Pour les Jours je m’intéresse au monde du streaming et ses changements, les relations entre les acteurs, la façon dont la musique circule. Le streaming a vraiment eu un impact sur tout parce que c’est la plus grande transformation de l’accès à la musique depuis les 78 tours. On est vraiment en train de vivre un moment comme ça. Dans les 20-30 premières années du 20eme siècle il y a eu le 78 tours et la radio qui ont complètement changé la façon de fonctionner de la musique, mais au début l’industrie était contre. Et là, avec le mp3 et le streaming on vit une sorte de double révolution à presque 100 ans d’écart, mais avec beaucoup de similarités. Je sentais le besoin de mettre tout ce qu’il y avait eu avant à plat. Surtout qu’il y a des choses qui sont très peu connues, comme le début de l’offre légale, la naissance de Deezer… Des choses qui n’étaient pas dites à l’époque.
Vous avez interviewé plus de cinquante acteurs de l’industrie musicale, aujourd’hui la parole s’est libérée ?
Plus l’histoire est ancienne et plus ils ont accepté d’en parler. J’ai eu des refus au niveau des politiques, notamment par les quelques députés de droite qui s’étaient opposés à la loi Hadopi sous le gouvernement Sarkozy. Et ceux qui ont vraiment refusé de me parler, ce sont les artistes. Ils ont subi cette époque, et en restent traumatisés. A l’époque, ils se sont retrouvés coincés entre leurs maisons de disques et leurs fans. Aujourd’hui les artistes sont beaucoup plus émancipés. Avec le streaming, les réseaux sociaux… ils ont des armes pour parler directement à leur public. Avant il fallait avoir d’un côté les canaux des maisons de disques pour rendre ces productions visibles et des attachés de presse pour parler au public. Maintenant tout le monde peut distribuer son disque, et il y a plein d’artistes qui remplissent de grosses salles en n’ayant pas de maison de disque. Il faut quand même toujours une maison de disque pour transformer un succès en carton, mais les artistes sont plus libres. Les maisons de disques deviennent des maisons de services, au service des artistes là où avant le rapport était inverse. Il y avait un rapport de salariat et de dépendance. Le contrat aujourd’hui est beaucoup plus équilibré. Il s’inverse même parfois, en France c’est le cas de PNL par exemple.

□ □ □ □ □ □ □

* _Travail demandé_:
D'après l'extrait sur le streaming :
1. Depuis quel support le streaming représente-t-il la plus grande transformation de l'accès à la musique ?
2. Combien d'acteurs de l'industrie musicale ont été interviewés ?
3. Quel exemple français est cité pour un contrat qui s'inverse ?
La liste ci-après provient d'une autre source.

[Annotations des cadres d'éléments]

□ □ □ □ □ □ □

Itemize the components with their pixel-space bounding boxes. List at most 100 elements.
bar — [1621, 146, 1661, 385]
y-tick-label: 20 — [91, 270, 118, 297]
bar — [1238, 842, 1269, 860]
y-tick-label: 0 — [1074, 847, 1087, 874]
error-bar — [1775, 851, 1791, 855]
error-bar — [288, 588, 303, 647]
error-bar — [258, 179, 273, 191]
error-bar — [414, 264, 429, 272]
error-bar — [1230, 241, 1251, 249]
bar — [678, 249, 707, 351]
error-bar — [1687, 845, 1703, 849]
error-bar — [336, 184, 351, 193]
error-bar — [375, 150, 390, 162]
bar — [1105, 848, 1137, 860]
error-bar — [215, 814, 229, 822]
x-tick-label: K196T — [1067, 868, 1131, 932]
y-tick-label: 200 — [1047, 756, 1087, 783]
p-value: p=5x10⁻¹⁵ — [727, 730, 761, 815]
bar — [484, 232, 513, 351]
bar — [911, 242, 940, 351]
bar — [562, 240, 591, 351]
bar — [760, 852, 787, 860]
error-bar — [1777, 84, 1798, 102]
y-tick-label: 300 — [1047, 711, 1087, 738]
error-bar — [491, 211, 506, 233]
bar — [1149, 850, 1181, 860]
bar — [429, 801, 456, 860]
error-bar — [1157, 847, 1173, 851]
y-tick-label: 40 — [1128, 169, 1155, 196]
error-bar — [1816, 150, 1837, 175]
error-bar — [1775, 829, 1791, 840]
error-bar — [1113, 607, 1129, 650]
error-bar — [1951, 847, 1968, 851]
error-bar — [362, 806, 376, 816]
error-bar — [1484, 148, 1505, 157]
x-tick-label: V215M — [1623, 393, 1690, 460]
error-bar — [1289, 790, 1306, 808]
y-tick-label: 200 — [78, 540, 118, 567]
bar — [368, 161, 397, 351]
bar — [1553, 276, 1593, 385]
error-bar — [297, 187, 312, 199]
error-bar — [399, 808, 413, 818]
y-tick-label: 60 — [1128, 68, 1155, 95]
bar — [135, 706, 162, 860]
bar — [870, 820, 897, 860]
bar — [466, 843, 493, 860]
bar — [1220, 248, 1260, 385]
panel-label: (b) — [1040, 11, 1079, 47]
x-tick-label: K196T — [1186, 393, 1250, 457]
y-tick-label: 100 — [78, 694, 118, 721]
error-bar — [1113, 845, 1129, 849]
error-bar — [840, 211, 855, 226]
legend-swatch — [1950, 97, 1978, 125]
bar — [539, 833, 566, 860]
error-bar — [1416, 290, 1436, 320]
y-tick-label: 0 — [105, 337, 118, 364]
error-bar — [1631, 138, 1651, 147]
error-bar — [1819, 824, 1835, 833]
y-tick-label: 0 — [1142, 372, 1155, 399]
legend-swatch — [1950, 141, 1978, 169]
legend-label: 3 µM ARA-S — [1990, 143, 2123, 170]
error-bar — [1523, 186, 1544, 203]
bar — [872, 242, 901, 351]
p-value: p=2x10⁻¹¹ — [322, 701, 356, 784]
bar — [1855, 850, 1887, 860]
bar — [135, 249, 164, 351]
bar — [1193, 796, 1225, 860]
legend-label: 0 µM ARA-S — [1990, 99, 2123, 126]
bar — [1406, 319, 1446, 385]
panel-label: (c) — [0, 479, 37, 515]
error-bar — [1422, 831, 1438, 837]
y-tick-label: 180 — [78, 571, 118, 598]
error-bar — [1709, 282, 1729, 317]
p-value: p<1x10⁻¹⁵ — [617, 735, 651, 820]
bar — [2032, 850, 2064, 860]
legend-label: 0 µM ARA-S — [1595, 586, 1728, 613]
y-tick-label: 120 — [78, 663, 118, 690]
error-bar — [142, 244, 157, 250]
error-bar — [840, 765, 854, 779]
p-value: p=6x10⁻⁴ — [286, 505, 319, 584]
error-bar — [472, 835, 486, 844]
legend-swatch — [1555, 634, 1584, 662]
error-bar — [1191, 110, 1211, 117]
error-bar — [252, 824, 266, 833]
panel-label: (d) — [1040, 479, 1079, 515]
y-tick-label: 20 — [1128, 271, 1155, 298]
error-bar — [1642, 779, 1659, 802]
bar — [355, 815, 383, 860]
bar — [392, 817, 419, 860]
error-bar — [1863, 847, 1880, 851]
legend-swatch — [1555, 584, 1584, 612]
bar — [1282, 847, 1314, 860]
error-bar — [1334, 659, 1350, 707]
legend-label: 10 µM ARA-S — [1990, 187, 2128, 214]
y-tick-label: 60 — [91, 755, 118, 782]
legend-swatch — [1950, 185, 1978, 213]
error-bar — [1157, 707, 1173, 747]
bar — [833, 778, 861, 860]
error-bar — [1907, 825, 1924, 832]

□ □ □ □ □ □ □

* _Réponse ci-dessous_:
1. Depuis les 78 tours.
2. Plus de cinquante.
3. PNL.